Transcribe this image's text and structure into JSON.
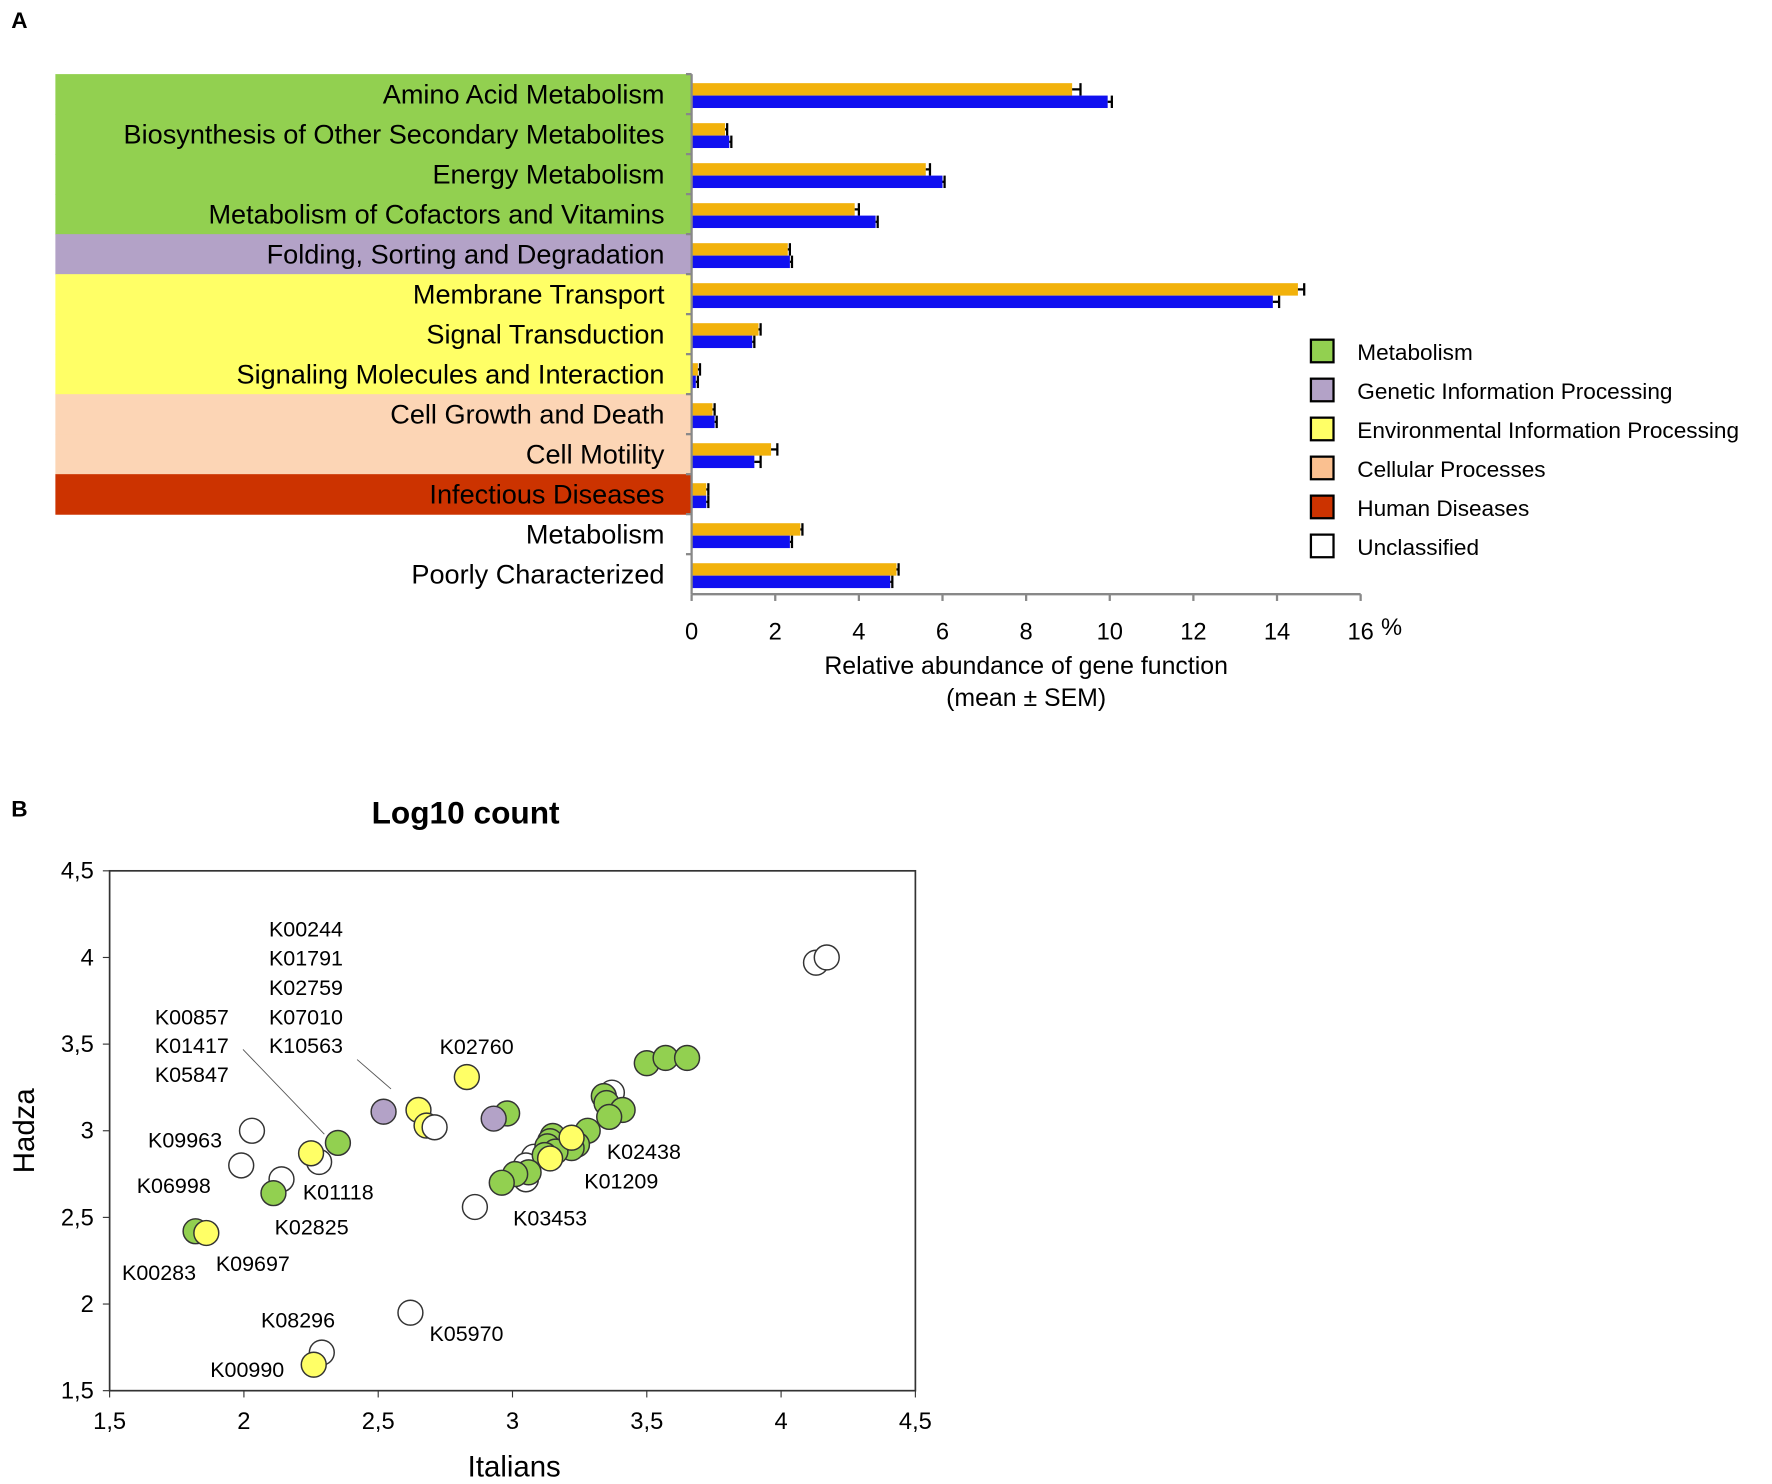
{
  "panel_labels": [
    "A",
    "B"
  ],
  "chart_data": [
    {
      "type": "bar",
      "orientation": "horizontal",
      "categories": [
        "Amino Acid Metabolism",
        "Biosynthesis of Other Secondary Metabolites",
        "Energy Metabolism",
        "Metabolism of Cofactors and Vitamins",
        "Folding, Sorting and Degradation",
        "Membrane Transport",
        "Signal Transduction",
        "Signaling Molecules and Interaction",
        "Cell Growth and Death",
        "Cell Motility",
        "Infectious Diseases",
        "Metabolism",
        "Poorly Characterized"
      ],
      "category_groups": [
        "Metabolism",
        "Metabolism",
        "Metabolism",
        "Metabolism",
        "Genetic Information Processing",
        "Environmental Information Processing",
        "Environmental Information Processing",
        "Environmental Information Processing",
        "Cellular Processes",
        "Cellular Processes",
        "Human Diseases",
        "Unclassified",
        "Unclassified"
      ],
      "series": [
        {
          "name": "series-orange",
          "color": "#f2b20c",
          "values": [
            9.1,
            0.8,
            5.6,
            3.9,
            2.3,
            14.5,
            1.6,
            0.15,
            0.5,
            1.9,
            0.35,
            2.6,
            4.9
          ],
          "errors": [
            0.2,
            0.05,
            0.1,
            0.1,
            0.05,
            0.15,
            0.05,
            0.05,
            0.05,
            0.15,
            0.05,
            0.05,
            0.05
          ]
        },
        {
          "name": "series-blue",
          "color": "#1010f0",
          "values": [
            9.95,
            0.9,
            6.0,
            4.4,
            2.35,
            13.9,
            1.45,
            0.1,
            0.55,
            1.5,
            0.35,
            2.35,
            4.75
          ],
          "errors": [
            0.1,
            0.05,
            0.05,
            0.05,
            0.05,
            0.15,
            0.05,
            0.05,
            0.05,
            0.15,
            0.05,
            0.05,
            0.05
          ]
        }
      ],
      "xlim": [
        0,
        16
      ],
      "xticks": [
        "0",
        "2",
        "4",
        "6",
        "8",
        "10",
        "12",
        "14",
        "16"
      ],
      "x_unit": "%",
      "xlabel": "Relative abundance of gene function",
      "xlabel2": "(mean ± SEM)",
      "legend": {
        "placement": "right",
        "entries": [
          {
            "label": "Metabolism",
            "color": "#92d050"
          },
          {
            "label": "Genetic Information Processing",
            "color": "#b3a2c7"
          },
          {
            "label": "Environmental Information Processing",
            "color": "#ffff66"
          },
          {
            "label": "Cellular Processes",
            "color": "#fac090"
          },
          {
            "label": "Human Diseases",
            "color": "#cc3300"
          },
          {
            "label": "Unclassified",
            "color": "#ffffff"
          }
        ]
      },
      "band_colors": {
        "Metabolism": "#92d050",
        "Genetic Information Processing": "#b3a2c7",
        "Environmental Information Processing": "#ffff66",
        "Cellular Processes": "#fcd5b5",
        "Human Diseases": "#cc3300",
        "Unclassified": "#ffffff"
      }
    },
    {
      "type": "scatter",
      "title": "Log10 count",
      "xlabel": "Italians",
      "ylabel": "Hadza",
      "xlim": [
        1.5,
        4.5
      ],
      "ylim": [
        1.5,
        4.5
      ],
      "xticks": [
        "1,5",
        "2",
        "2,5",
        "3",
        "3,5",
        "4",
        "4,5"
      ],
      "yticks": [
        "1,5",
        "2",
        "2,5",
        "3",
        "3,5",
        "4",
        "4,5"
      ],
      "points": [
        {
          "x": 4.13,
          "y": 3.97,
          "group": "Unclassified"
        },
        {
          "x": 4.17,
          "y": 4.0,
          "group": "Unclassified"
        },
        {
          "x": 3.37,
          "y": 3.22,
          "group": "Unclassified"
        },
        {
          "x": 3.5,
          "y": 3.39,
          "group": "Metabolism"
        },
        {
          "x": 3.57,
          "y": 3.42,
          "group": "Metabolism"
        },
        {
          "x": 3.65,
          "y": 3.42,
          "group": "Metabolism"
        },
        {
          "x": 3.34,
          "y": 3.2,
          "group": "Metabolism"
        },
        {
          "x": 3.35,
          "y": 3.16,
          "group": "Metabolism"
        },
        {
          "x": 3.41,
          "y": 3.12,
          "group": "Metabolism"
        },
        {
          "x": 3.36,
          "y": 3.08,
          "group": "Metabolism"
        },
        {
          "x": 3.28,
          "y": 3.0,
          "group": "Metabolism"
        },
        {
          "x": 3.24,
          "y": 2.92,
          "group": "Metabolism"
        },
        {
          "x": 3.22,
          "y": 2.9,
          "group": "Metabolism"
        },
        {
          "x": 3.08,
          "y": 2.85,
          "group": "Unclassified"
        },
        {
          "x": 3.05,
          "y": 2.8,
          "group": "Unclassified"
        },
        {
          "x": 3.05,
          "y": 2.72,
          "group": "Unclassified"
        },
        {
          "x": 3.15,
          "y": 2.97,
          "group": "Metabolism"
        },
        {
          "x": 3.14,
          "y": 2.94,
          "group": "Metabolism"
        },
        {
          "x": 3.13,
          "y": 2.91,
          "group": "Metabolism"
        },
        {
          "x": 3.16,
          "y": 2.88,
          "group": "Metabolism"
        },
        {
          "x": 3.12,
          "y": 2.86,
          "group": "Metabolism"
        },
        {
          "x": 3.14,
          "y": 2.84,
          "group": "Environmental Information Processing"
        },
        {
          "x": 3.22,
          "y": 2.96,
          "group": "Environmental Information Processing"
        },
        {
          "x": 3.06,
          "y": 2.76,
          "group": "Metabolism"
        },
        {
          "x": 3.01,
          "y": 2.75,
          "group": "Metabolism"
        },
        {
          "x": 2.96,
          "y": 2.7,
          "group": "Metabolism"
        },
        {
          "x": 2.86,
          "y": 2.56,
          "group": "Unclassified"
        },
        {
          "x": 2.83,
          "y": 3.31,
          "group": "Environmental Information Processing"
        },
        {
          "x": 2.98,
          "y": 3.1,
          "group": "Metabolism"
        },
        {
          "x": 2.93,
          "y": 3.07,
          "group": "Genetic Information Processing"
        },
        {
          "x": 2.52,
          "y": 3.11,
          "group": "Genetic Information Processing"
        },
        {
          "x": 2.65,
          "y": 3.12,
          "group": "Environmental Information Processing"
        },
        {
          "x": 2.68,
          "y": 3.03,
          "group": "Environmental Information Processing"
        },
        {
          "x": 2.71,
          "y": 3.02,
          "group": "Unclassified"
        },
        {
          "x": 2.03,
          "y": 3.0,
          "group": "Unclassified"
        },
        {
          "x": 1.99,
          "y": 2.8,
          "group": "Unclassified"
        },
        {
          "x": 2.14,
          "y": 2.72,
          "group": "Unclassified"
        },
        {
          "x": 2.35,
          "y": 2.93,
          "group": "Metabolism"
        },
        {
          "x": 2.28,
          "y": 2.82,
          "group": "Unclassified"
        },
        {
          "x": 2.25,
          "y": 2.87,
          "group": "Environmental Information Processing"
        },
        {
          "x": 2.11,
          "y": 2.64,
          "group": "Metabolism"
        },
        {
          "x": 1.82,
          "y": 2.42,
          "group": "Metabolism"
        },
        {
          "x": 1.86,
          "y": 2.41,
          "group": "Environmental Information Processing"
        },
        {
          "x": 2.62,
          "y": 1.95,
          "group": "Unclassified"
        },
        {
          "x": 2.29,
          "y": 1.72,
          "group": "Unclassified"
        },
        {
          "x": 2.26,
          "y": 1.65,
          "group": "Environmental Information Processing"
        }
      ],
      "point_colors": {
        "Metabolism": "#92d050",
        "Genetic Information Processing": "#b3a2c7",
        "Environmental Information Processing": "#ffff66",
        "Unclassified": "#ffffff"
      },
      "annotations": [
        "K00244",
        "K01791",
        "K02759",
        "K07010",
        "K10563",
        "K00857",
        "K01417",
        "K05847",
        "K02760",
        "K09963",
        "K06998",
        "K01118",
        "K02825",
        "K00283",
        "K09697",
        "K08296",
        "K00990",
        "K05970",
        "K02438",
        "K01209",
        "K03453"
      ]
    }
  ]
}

_ _ _ _ _ _ _

*Problem details*
Collect each line above holding the string "series".

*Result of this exercise*
      "series": [
          "name": "series-orange",
          "name": "series-blue",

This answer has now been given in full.